• **Input for this task**:
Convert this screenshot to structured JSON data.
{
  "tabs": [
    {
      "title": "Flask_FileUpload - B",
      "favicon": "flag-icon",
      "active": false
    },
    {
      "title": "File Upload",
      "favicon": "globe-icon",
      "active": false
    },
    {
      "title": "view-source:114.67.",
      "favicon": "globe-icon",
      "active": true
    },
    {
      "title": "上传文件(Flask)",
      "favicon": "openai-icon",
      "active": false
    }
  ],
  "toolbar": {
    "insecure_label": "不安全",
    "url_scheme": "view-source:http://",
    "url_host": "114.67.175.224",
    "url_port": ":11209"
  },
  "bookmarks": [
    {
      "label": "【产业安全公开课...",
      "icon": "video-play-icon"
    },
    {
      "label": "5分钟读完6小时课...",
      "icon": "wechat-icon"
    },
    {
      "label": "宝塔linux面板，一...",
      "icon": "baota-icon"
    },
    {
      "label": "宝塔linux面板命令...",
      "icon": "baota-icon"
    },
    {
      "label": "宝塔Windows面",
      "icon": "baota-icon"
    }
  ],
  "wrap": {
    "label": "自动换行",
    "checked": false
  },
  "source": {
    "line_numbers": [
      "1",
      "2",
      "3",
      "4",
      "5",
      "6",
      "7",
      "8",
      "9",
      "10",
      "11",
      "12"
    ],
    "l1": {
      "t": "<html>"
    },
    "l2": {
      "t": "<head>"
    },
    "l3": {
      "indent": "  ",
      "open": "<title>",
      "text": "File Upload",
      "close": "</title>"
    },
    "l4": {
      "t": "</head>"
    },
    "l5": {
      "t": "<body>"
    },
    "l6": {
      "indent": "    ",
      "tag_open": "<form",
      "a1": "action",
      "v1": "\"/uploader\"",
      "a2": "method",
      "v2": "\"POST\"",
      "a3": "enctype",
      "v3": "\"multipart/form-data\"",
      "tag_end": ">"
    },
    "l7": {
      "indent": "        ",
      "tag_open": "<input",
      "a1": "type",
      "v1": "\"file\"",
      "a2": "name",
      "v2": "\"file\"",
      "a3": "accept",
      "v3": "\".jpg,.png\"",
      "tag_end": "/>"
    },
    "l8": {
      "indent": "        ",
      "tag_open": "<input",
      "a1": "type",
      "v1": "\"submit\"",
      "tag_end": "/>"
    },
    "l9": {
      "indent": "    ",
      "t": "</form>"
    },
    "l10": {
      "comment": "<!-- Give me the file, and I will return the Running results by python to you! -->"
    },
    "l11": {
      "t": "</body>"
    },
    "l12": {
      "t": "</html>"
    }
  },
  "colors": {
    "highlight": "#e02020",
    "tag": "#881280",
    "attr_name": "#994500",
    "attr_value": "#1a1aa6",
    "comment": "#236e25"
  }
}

• **What to do**: Repeat all of the records above exactly as written.

• **Response below**:
Convert this screenshot to structured JSON data.
{
  "tabs": [
    {
      "title": "Flask_FileUpload - B",
      "favicon": "flag-icon",
      "active": false
    },
    {
      "title": "File Upload",
      "favicon": "globe-icon",
      "active": false
    },
    {
      "title": "view-source:114.67.",
      "favicon": "globe-icon",
      "active": true
    },
    {
      "title": "上传文件(Flask)",
      "favicon": "openai-icon",
      "active": false
    }
  ],
  "toolbar": {
    "insecure_label": "不安全",
    "url_scheme": "view-source:http://",
    "url_host": "114.67.175.224",
    "url_port": ":11209"
  },
  "bookmarks": [
    {
      "label": "【产业安全公开课...",
      "icon": "video-play-icon"
    },
    {
      "label": "5分钟读完6小时课...",
      "icon": "wechat-icon"
    },
    {
      "label": "宝塔linux面板，一...",
      "icon": "baota-icon"
    },
    {
      "label": "宝塔linux面板命令...",
      "icon": "baota-icon"
    },
    {
      "label": "宝塔Windows面",
      "icon": "baota-icon"
    }
  ],
  "wrap": {
    "label": "自动换行",
    "checked": false
  },
  "source": {
    "line_numbers": [
      "1",
      "2",
      "3",
      "4",
      "5",
      "6",
      "7",
      "8",
      "9",
      "10",
      "11",
      "12"
    ],
    "l1": {
      "t": "<html>"
    },
    "l2": {
      "t": "<head>"
    },
    "l3": {
      "indent": "  ",
      "open": "<title>",
      "text": "File Upload",
      "close": "</title>"
    },
    "l4": {
      "t": "</head>"
    },
    "l5": {
      "t": "<body>"
    },
    "l6": {
      "indent": "    ",
      "tag_open": "<form",
      "a1": "action",
      "v1": "\"/uploader\"",
      "a2": "method",
      "v2": "\"POST\"",
      "a3": "enctype",
      "v3": "\"multipart/form-data\"",
      "tag_end": ">"
    },
    "l7": {
      "indent": "        ",
      "tag_open": "<input",
      "a1": "type",
      "v1": "\"file\"",
      "a2": "name",
      "v2": "\"file\"",
      "a3": "accept",
      "v3": "\".jpg,.png\"",
      "tag_end": "/>"
    },
    "l8": {
      "indent": "        ",
      "tag_open": "<input",
      "a1": "type",
      "v1": "\"submit\"",
      "tag_end": "/>"
    },
    "l9": {
      "indent": "    ",
      "t": "</form>"
    },
    "l10": {
      "comment": "<!-- Give me the file, and I will return the Running results by python to you! -->"
    },
    "l11": {
      "t": "</body>"
    },
    "l12": {
      "t": "</html>"
    }
  },
  "colors": {
    "highlight": "#e02020",
    "tag": "#881280",
    "attr_name": "#994500",
    "attr_value": "#1a1aa6",
    "comment": "#236e25"
  }
}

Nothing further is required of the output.